***** Records for processing *****
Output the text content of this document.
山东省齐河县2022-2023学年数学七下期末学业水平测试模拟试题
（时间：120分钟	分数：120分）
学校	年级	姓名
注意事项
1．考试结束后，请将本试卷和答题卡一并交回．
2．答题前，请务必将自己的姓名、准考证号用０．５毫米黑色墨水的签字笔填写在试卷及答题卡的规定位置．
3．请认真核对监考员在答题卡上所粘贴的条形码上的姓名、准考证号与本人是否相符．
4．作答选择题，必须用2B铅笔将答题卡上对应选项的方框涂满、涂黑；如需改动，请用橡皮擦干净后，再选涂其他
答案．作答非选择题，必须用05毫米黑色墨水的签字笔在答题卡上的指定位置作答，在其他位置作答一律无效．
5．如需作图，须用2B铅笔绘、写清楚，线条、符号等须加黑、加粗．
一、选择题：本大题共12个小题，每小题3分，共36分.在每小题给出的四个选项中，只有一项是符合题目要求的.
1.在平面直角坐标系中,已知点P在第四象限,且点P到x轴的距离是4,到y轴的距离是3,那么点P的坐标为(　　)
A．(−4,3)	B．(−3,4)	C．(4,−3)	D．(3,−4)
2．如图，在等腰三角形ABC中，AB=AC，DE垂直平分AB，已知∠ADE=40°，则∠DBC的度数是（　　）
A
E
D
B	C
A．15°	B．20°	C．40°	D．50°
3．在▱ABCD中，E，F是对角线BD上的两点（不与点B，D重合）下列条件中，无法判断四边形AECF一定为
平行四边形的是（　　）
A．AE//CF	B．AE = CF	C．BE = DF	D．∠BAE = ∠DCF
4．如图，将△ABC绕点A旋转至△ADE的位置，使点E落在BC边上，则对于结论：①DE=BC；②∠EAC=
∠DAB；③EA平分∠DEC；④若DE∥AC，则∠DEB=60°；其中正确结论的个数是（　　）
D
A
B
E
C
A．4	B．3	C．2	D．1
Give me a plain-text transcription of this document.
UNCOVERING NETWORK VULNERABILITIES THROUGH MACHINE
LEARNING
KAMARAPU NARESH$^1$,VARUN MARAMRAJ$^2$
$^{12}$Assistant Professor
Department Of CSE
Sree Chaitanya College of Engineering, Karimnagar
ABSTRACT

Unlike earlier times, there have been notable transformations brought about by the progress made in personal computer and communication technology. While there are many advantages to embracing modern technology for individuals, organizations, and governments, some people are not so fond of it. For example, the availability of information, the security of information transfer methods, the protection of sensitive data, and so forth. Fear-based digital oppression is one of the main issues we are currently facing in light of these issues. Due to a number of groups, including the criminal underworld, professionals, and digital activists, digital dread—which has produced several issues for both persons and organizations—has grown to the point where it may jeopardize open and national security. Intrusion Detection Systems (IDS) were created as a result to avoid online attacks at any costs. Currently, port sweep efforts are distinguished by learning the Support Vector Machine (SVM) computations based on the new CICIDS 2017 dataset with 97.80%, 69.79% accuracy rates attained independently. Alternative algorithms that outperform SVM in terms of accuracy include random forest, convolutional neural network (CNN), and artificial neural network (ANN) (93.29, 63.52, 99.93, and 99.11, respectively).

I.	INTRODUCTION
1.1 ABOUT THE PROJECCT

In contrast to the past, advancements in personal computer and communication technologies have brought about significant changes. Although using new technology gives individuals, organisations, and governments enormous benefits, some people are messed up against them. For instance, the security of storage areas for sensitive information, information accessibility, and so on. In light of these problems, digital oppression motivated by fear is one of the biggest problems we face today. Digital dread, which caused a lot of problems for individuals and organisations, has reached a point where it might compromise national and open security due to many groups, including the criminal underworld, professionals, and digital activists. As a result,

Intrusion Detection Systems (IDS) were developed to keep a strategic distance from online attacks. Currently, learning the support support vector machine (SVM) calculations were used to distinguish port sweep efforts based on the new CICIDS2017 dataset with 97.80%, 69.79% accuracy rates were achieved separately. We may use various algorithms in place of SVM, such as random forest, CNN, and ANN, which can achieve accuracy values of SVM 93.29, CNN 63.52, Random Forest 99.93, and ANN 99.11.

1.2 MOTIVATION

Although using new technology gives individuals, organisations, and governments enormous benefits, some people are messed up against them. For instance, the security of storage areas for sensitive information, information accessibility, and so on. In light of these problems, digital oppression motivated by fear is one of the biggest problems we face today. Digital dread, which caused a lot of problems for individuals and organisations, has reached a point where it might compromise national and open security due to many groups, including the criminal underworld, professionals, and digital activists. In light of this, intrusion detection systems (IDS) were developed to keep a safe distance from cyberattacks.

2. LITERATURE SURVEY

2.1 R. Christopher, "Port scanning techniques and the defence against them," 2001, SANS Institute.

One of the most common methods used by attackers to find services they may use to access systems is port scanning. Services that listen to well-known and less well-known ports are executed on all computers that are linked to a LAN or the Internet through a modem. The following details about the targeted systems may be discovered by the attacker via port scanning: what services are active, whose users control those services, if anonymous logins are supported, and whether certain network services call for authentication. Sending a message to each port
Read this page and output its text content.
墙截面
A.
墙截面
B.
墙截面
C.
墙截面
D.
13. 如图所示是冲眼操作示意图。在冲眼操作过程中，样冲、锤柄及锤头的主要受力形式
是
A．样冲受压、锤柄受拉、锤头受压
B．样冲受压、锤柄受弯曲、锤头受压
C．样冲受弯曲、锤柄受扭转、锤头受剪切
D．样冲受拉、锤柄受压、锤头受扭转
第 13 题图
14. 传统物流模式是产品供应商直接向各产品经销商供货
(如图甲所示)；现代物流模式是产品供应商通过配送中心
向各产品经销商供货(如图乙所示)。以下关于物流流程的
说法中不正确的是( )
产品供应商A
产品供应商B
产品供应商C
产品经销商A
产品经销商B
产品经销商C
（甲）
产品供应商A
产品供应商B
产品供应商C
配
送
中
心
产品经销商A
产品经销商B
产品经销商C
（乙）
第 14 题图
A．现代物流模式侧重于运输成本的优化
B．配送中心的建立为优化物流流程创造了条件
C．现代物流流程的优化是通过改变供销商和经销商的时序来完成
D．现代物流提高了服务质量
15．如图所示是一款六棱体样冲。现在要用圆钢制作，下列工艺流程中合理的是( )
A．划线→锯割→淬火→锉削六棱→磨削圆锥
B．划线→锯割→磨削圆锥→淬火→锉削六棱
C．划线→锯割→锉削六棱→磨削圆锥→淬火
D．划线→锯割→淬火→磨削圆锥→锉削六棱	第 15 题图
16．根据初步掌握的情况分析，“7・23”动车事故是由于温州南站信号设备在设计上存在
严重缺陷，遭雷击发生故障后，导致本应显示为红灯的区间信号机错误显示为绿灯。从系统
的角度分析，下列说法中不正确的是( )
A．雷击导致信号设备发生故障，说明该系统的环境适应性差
*****
Request ::
Transcribe the material above in its entirety. Match it exactly.

Correct output ::
Output the text content of this document.
山东省齐河县2022-2023学年数学七下期末学业水平测试模拟试题
（时间：120分钟	分数：120分）
学校	年级	姓名
注意事项
1．考试结束后，请将本试卷和答题卡一并交回．
2．答题前，请务必将自己的姓名、准考证号用０．５毫米黑色墨水的签字笔填写在试卷及答题卡的规定位置．
3．请认真核对监考员在答题卡上所粘贴的条形码上的姓名、准考证号与本人是否相符．
4．作答选择题，必须用2B铅笔将答题卡上对应选项的方框涂满、涂黑；如需改动，请用橡皮擦干净后，再选涂其他
答案．作答非选择题，必须用05毫米黑色墨水的签字笔在答题卡上的指定位置作答，在其他位置作答一律无效．
5．如需作图，须用2B铅笔绘、写清楚，线条、符号等须加黑、加粗．
一、选择题：本大题共12个小题，每小题3分，共36分.在每小题给出的四个选项中，只有一项是符合题目要求的.
1.在平面直角坐标系中,已知点P在第四象限,且点P到x轴的距离是4,到y轴的距离是3,那么点P的坐标为(　　)
A．(−4,3)	B．(−3,4)	C．(4,−3)	D．(3,−4)
2．如图，在等腰三角形ABC中，AB=AC，DE垂直平分AB，已知∠ADE=40°，则∠DBC的度数是（　　）
A
E
D
B	C
A．15°	B．20°	C．40°	D．50°
3．在▱ABCD中，E，F是对角线BD上的两点（不与点B，D重合）下列条件中，无法判断四边形AECF一定为
平行四边形的是（　　）
A．AE//CF	B．AE = CF	C．BE = DF	D．∠BAE = ∠DCF
4．如图，将△ABC绕点A旋转至△ADE的位置，使点E落在BC边上，则对于结论：①DE=BC；②∠EAC=
∠DAB；③EA平分∠DEC；④若DE∥AC，则∠DEB=60°；其中正确结论的个数是（　　）
D
A
B
E
C
A．4	B．3	C．2	D．1
Give me a plain-text transcription of this document.
UNCOVERING NETWORK VULNERABILITIES THROUGH MACHINE
LEARNING
KAMARAPU NARESH$^1$,VARUN MARAMRAJ$^2$
$^{12}$Assistant Professor
Department Of CSE
Sree Chaitanya College of Engineering, Karimnagar
ABSTRACT

Unlike earlier times, there have been notable transformations brought about by the progress made in personal computer and communication technology. While there are many advantages to embracing modern technology for individuals, organizations, and governments, some people are not so fond of it. For example, the availability of information, the security of information transfer methods, the protection of sensitive data, and so forth. Fear-based digital oppression is one of the main issues we are currently facing in light of these issues. Due to a number of groups, including the criminal underworld, professionals, and digital activists, digital dread—which has produced several issues for both persons and organizations—has grown to the point where it may jeopardize open and national security. Intrusion Detection Systems (IDS) were created as a result to avoid online attacks at any costs. Currently, port sweep efforts are distinguished by learning the Support Vector Machine (SVM) computations based on the new CICIDS 2017 dataset with 97.80%, 69.79% accuracy rates attained independently. Alternative algorithms that outperform SVM in terms of accuracy include random forest, convolutional neural network (CNN), and artificial neural network (ANN) (93.29, 63.52, 99.93, and 99.11, respectively).

I.	INTRODUCTION
1.1 ABOUT THE PROJECCT

In contrast to the past, advancements in personal computer and communication technologies have brought about significant changes. Although using new technology gives individuals, organisations, and governments enormous benefits, some people are messed up against them. For instance, the security of storage areas for sensitive information, information accessibility, and so on. In light of these problems, digital oppression motivated by fear is one of the biggest problems we face today. Digital dread, which caused a lot of problems for individuals and organisations, has reached a point where it might compromise national and open security due to many groups, including the criminal underworld, professionals, and digital activists. As a result,

Intrusion Detection Systems (IDS) were developed to keep a strategic distance from online attacks. Currently, learning the support support vector machine (SVM) calculations were used to distinguish port sweep efforts based on the new CICIDS2017 dataset with 97.80%, 69.79% accuracy rates were achieved separately. We may use various algorithms in place of SVM, such as random forest, CNN, and ANN, which can achieve accuracy values of SVM 93.29, CNN 63.52, Random Forest 99.93, and ANN 99.11.

1.2 MOTIVATION

Although using new technology gives individuals, organisations, and governments enormous benefits, some people are messed up against them. For instance, the security of storage areas for sensitive information, information accessibility, and so on. In light of these problems, digital oppression motivated by fear is one of the biggest problems we face today. Digital dread, which caused a lot of problems for individuals and organisations, has reached a point where it might compromise national and open security due to many groups, including the criminal underworld, professionals, and digital activists. In light of this, intrusion detection systems (IDS) were developed to keep a safe distance from cyberattacks.

2. LITERATURE SURVEY

2.1 R. Christopher, "Port scanning techniques and the defence against them," 2001, SANS Institute.

One of the most common methods used by attackers to find services they may use to access systems is port scanning. Services that listen to well-known and less well-known ports are executed on all computers that are linked to a LAN or the Internet through a modem. The following details about the targeted systems may be discovered by the attacker via port scanning: what services are active, whose users control those services, if anonymous logins are supported, and whether certain network services call for authentication. Sending a message to each port
Read this page and output its text content.
墙截面
A.
墙截面
B.
墙截面
C.
墙截面
D.
13. 如图所示是冲眼操作示意图。在冲眼操作过程中，样冲、锤柄及锤头的主要受力形式
是
A．样冲受压、锤柄受拉、锤头受压
B．样冲受压、锤柄受弯曲、锤头受压
C．样冲受弯曲、锤柄受扭转、锤头受剪切
D．样冲受拉、锤柄受压、锤头受扭转
第 13 题图
14. 传统物流模式是产品供应商直接向各产品经销商供货
(如图甲所示)；现代物流模式是产品供应商通过配送中心
向各产品经销商供货(如图乙所示)。以下关于物流流程的
说法中不正确的是( )
产品供应商A
产品供应商B
产品供应商C
产品经销商A
产品经销商B
产品经销商C
（甲）
产品供应商A
产品供应商B
产品供应商C
配
送
中
心
产品经销商A
产品经销商B
产品经销商C
（乙）
第 14 题图
A．现代物流模式侧重于运输成本的优化
B．配送中心的建立为优化物流流程创造了条件
C．现代物流流程的优化是通过改变供销商和经销商的时序来完成
D．现代物流提高了服务质量
15．如图所示是一款六棱体样冲。现在要用圆钢制作，下列工艺流程中合理的是( )
A．划线→锯割→淬火→锉削六棱→磨削圆锥
B．划线→锯割→磨削圆锥→淬火→锉削六棱
C．划线→锯割→锉削六棱→磨削圆锥→淬火
D．划线→锯割→淬火→磨削圆锥→锉削六棱	第 15 题图
16．根据初步掌握的情况分析，“7・23”动车事故是由于温州南站信号设备在设计上存在
严重缺陷，遭雷击发生故障后，导致本应显示为红灯的区间信号机错误显示为绿灯。从系统
的角度分析，下列说法中不正确的是( )
A．雷击导致信号设备发生故障，说明该系统的环境适应性差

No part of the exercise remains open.